◆ **What you will do**:
Copy out each line of the material in which the word "label" appears.

◆ **Listed entries**:
────
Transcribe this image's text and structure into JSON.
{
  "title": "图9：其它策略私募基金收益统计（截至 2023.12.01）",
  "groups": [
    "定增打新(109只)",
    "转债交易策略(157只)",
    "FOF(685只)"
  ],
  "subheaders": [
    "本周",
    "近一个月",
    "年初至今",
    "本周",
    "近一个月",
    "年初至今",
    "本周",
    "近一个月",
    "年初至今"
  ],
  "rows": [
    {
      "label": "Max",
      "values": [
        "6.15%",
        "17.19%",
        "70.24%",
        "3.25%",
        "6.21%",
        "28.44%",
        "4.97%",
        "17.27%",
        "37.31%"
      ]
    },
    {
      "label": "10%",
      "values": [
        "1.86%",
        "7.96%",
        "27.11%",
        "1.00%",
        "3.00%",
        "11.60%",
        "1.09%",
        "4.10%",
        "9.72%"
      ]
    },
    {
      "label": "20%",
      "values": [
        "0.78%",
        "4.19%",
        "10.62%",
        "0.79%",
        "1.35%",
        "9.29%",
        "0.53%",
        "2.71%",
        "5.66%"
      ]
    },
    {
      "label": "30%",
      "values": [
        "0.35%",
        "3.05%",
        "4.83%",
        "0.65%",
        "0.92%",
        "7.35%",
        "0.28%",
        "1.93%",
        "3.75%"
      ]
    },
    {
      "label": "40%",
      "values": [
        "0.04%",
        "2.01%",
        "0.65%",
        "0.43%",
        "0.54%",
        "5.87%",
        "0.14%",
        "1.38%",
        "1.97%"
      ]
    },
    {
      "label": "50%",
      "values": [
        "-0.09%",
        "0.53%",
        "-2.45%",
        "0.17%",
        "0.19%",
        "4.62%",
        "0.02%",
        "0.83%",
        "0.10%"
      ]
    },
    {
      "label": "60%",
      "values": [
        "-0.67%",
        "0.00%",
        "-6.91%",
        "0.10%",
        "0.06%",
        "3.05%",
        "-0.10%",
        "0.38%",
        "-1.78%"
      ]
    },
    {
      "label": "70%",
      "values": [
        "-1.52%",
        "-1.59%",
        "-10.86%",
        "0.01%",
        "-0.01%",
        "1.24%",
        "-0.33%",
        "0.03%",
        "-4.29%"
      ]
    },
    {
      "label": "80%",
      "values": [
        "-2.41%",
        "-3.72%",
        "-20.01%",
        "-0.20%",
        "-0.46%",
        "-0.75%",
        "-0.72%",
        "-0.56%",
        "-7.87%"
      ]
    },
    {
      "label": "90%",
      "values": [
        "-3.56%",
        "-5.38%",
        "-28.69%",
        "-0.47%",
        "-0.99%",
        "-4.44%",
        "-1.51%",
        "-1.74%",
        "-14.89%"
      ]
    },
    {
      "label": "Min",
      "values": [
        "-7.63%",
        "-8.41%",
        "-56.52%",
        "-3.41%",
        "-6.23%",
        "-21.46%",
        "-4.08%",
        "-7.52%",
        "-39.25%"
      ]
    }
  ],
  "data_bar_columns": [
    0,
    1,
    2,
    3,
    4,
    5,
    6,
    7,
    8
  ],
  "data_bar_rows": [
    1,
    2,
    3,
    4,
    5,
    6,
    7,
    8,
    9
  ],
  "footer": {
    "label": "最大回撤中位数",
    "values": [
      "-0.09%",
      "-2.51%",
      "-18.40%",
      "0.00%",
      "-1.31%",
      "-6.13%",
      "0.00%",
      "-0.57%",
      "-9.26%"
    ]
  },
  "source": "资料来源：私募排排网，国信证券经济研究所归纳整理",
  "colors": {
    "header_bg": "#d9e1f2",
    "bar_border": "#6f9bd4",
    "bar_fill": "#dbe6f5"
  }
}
────
◆ **Output for this task**:
      "label": "Max",
      "label": "10%",
      "label": "20%",
      "label": "30%",
      "label": "40%",
      "label": "50%",
      "label": "60%",
      "label": "70%",
      "label": "80%",
      "label": "90%",
      "label": "Min",
    "label": "最大回撤中位数",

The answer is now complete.